==== Selected passage ====

In conclusion, Romney’s words are almost perfectly in line with his church’s teachings that one cannot be truly free without Jesus Christ, because only religion can open one’s soul to allow communion with God, and release the bondages false traditions keep us under.

For example, if you have a glass of wine with your meal you are not truly free because you allow a false tradition to bond you. If you choose to express your love for someone of the same sex you are not truly free because you chose to bond yourself in something ungodly.

If Romney replaced Jesus Christ in his speech with a generic term of “religion” he did it for political reasons only.

He said, “I believe in my Mormon faith and I endeavor to live by it. My faith is the faith of my fathers — I will be true to them and to my beliefs.”

So, if he is to be true to his beliefs he would have to say that Jesus Christ brings freedom (to) , however, that would exclude all other non-Jesus religions from being able to bring freedom (to).

My final conclusion is that Romney is throwing empty, yet Mormon-influenced rhetorical language hoping to create some “ethos of Romney” and convince the religious folk of America that he’s a freedom and religion loving guy, and he’s non-threatening and he just only sees the similarities in people, not the differences.

The notion that freedom and religion can’t exist one without the other is a fabrication stemming from his church’s moral teachings. And his church’s teachings are nothing but an attempt to manipulate the concept of freedom of choice, by saying that Jesus gives one the freedom to choose what Jesus says is right, and that’s the only true freedom.

6 responses so far

6 Responses to “Romney Redefines Freedom to Include Religion”

  1. Dane Andradeon 07 Dec 2007 at 12:26 pm 1

    I wouldn’t say he redefined it to include religion, rather, he redefined it as religion. Far worse.

  2. Manaon 07 Dec 2007 at 1:34 pm 2

    Dane, you are right. I meant it as “included religion in the freedom equation.” But yes it is far worse.

====

Set problem 1
For the passage on Romney and freedom, decide whether each statement below agrees with it: (a) According to the passage, Romney said, "I believe in my Mormon faith and I endeavor to live by it." (b) The passage says that someone who has a glass of wine with a meal is truly free. (c) The first response says Romney redefined freedom to include religion. Answer yes or no for each, and quote the words of the passage that decide it.
Set problem 2
Retype everything in the passage on Romney and freedom from "1. Dane Andradeon" down to "is far worse.", character for character.

==== Data rows ====

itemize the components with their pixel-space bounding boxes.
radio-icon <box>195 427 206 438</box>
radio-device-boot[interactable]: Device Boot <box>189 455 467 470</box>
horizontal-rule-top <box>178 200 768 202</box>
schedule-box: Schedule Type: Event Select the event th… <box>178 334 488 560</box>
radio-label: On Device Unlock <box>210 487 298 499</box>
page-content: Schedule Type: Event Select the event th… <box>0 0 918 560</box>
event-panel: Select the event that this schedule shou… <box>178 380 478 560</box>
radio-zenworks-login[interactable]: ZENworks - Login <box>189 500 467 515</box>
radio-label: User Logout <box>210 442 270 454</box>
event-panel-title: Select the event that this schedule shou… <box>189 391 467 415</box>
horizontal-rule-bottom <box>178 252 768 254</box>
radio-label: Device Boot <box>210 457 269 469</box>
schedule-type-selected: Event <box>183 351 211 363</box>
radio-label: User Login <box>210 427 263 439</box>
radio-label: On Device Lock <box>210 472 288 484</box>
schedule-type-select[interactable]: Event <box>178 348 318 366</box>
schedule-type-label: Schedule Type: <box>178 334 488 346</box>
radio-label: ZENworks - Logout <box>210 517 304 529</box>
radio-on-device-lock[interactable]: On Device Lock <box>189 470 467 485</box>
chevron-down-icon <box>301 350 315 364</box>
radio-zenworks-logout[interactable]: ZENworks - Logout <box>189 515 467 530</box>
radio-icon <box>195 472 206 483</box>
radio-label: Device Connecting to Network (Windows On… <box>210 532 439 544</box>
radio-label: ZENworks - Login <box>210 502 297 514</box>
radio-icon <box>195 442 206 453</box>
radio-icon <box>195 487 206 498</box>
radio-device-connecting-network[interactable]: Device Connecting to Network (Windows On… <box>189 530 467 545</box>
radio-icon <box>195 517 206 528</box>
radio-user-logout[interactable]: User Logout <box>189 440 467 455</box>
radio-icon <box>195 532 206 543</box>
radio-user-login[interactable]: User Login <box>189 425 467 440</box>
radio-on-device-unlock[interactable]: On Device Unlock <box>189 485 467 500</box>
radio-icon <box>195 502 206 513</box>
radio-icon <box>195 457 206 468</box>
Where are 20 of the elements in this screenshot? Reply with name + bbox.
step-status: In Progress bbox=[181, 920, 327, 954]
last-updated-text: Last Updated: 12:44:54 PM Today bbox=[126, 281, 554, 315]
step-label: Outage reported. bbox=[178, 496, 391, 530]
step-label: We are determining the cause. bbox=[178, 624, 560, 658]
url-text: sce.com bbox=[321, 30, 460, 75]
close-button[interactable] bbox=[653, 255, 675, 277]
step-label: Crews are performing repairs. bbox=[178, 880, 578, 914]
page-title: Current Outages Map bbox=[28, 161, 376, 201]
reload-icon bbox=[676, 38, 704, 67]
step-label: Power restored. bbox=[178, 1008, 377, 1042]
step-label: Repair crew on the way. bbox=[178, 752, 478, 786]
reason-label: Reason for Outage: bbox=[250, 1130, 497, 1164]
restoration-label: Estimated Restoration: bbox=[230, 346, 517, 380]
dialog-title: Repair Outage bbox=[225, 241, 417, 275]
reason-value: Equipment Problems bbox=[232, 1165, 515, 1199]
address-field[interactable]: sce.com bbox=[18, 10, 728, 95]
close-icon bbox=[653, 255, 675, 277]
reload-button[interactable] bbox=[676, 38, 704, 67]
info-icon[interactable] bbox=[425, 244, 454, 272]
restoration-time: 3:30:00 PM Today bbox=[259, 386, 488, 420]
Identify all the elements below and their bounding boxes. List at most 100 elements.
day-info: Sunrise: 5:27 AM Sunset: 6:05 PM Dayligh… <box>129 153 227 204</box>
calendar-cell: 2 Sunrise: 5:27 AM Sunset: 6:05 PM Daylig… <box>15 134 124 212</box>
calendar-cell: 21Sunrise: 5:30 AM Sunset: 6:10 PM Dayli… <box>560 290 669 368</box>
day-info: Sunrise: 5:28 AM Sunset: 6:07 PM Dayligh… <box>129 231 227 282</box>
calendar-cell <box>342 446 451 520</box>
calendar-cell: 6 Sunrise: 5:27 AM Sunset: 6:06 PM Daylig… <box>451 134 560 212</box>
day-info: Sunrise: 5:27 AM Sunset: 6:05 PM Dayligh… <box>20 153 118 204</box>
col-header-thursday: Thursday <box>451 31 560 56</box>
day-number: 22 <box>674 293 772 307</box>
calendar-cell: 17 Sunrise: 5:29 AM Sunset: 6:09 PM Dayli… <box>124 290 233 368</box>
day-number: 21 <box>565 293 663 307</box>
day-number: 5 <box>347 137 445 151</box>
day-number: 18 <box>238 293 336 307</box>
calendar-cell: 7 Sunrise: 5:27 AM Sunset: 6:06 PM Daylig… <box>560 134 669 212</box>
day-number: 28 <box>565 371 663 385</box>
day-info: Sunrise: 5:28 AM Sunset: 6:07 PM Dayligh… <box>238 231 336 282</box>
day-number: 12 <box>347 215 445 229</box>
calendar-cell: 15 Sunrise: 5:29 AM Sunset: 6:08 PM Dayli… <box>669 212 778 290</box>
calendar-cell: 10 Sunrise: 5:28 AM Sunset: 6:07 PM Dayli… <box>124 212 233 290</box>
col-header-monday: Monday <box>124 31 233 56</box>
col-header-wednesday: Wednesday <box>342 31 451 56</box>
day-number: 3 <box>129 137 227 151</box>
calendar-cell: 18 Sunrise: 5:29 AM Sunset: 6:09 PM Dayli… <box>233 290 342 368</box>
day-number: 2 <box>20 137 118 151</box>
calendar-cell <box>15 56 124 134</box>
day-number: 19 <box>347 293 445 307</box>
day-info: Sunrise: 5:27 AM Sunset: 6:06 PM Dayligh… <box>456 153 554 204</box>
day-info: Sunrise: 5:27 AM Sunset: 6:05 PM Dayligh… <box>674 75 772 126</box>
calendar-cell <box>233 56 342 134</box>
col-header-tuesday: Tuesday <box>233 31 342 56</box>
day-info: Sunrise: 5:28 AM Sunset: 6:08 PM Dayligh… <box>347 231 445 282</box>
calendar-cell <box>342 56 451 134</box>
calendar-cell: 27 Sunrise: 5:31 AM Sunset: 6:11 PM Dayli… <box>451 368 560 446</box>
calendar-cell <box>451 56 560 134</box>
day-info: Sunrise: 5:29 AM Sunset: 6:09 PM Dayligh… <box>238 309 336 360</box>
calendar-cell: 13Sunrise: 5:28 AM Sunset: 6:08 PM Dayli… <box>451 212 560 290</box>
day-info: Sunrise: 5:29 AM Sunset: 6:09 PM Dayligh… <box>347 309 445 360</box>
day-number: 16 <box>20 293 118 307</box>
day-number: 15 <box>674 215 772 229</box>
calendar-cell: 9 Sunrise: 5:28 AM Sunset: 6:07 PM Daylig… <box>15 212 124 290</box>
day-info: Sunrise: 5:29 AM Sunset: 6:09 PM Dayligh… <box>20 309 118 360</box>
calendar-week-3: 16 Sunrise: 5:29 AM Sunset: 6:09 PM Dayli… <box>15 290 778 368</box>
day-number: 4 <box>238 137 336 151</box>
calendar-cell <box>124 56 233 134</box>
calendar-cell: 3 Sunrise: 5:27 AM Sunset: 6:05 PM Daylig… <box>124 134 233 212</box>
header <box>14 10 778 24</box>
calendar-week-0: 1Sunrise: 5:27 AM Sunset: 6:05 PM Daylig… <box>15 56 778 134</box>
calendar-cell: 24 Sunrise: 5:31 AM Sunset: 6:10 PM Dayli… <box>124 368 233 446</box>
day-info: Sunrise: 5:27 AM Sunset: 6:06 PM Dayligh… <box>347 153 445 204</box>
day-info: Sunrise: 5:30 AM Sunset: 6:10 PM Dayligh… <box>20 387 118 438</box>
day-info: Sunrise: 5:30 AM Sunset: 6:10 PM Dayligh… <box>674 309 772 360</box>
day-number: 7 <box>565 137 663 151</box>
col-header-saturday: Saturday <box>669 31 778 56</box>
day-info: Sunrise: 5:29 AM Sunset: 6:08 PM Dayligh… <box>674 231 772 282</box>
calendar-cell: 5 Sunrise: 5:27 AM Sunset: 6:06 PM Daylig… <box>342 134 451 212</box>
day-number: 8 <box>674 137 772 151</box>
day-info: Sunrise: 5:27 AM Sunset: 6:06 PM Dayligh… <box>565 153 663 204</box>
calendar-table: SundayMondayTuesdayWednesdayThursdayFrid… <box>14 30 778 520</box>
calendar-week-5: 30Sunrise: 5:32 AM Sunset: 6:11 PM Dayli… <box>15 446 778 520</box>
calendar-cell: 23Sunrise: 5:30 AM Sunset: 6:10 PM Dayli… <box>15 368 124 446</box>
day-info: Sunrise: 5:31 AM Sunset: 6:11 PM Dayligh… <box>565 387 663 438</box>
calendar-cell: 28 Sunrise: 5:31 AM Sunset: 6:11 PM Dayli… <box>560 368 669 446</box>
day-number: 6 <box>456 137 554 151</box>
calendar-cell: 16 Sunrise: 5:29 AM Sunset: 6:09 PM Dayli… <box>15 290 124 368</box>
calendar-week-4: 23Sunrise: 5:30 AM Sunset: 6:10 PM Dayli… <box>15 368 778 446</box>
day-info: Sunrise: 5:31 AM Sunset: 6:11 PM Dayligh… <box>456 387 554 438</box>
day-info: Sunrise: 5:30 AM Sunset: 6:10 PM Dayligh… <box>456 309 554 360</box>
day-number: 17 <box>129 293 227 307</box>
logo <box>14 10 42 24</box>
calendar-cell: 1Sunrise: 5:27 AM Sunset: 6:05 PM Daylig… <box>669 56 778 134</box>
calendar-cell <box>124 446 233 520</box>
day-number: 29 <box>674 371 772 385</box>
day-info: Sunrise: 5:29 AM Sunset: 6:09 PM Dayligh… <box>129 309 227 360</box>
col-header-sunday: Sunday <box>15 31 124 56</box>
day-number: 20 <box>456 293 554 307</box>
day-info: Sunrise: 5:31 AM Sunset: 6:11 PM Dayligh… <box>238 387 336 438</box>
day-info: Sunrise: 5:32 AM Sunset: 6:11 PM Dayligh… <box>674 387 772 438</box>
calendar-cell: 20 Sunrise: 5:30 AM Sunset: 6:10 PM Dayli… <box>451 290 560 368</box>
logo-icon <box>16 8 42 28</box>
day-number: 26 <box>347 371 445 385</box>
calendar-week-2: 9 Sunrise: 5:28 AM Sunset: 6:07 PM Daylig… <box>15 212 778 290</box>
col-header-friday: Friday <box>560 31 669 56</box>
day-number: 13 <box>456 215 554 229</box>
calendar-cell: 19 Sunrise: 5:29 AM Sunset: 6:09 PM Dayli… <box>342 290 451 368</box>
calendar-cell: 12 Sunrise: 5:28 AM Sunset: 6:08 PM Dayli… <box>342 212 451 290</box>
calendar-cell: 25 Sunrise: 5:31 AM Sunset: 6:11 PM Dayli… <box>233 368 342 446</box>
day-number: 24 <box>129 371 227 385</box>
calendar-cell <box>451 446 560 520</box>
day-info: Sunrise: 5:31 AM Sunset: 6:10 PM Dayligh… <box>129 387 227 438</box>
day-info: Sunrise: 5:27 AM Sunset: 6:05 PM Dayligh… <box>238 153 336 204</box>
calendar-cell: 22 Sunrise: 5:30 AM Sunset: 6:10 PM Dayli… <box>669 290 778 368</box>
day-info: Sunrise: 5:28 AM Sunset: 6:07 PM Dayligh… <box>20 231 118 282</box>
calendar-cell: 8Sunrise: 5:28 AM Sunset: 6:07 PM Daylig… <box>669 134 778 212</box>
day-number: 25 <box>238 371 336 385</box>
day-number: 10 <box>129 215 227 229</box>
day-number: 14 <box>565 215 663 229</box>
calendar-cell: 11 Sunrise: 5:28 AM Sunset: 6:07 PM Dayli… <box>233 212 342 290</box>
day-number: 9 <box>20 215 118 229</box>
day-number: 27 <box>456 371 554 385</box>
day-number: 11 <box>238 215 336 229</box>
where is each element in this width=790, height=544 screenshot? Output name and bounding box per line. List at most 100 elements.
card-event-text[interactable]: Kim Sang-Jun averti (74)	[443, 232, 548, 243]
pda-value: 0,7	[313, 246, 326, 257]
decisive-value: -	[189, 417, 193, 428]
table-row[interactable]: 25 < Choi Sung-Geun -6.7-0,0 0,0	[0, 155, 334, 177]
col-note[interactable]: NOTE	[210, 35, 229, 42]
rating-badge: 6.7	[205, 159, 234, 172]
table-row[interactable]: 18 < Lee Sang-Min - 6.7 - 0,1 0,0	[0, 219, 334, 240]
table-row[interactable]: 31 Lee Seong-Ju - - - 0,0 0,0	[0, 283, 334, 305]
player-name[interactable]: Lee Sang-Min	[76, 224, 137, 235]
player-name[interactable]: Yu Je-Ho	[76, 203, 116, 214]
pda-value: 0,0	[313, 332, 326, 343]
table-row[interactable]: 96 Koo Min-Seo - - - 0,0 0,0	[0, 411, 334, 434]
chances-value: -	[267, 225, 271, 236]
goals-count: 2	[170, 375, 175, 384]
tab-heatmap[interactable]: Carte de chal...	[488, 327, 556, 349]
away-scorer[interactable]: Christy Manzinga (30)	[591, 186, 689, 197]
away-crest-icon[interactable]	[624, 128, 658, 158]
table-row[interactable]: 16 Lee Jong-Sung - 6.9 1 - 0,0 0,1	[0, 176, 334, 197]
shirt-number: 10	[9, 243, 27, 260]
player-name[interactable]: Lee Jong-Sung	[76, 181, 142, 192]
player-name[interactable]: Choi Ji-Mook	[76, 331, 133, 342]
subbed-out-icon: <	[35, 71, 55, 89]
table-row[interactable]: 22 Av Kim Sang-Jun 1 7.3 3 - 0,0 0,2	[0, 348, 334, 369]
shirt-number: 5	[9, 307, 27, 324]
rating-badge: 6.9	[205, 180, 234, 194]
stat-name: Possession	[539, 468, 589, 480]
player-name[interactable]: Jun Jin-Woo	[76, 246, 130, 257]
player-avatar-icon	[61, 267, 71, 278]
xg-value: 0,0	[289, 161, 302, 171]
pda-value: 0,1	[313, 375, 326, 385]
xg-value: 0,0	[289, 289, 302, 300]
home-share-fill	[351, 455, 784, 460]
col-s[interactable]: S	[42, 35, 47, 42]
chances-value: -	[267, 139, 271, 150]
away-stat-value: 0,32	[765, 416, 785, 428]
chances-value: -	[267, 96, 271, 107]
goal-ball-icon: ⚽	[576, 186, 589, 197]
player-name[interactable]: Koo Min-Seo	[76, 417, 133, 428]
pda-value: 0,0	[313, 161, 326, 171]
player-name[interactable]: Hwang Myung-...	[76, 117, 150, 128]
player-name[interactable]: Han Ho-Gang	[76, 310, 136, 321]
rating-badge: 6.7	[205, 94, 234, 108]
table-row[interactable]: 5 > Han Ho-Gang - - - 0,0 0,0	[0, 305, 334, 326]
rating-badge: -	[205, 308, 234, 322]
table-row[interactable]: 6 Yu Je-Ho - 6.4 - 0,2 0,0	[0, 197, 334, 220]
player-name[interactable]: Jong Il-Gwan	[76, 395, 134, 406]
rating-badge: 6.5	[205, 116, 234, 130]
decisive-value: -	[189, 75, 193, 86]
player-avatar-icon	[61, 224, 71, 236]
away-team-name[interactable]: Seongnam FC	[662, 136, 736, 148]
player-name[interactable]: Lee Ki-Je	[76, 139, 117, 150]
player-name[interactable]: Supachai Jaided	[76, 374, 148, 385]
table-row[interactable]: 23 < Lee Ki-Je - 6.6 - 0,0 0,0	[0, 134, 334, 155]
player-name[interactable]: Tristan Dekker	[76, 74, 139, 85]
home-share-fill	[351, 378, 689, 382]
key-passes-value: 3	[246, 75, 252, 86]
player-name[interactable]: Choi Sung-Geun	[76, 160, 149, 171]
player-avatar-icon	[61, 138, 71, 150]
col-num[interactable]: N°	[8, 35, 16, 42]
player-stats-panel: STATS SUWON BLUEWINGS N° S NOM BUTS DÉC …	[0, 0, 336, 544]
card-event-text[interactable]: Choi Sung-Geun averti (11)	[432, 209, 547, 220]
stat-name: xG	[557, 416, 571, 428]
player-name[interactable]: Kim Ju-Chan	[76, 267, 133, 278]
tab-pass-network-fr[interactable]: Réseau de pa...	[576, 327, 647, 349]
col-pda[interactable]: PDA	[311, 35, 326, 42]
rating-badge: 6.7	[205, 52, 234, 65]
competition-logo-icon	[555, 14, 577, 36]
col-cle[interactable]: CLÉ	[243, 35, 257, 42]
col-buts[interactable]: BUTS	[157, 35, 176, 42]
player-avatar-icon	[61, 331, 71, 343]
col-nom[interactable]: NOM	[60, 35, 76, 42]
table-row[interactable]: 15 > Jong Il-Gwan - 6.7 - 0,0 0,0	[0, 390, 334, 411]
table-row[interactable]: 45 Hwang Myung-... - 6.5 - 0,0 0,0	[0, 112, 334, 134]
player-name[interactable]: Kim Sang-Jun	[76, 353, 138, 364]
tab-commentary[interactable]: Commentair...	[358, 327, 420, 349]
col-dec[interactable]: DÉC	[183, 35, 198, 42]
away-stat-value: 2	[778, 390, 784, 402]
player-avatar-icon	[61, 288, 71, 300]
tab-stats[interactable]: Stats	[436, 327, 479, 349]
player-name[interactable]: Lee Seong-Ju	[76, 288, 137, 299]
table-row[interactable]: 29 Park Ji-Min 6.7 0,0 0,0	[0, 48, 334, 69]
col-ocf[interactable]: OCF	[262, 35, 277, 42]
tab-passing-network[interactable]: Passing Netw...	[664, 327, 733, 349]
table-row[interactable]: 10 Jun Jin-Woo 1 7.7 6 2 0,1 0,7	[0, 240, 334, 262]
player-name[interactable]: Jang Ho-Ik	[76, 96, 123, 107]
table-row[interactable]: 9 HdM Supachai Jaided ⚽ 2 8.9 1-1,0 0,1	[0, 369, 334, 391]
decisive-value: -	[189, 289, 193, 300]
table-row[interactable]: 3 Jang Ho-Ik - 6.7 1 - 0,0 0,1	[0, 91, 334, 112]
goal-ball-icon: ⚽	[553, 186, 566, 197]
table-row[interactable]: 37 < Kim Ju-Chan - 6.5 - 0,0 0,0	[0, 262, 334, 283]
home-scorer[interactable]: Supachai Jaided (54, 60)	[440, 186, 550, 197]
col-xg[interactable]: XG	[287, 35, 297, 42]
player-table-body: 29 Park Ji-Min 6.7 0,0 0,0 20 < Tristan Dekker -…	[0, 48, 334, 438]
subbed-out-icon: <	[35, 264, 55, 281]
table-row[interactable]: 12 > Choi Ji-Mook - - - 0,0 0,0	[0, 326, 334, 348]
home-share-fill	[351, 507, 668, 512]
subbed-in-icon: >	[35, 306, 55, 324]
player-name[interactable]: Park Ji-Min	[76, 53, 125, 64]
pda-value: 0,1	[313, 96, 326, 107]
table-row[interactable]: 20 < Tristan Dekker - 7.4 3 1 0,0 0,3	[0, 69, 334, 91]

====

Right answer 1
(a) Yes: "He said, “I believe in my Mormon faith and I endeavor to live by it.”"
(b) No: "if you have a glass of wine with your meal you are not truly free because you allow a false tradition to bond you."
(c) No: "I wouldn’t say he redefined it to include religion, rather, he redefined it as religion."

Right answer 2
1. Dane Andradeon 07 Dec 2007 at 12:26 pm 1

    I wouldn’t say he redefined it to include religion, rather, he redefined it as religion. Far worse.

  2. Manaon 07 Dec 2007 at 1:34 pm 2

    Dane, you are right. I meant it as “included religion in the freedom equation.” But yes it is far worse.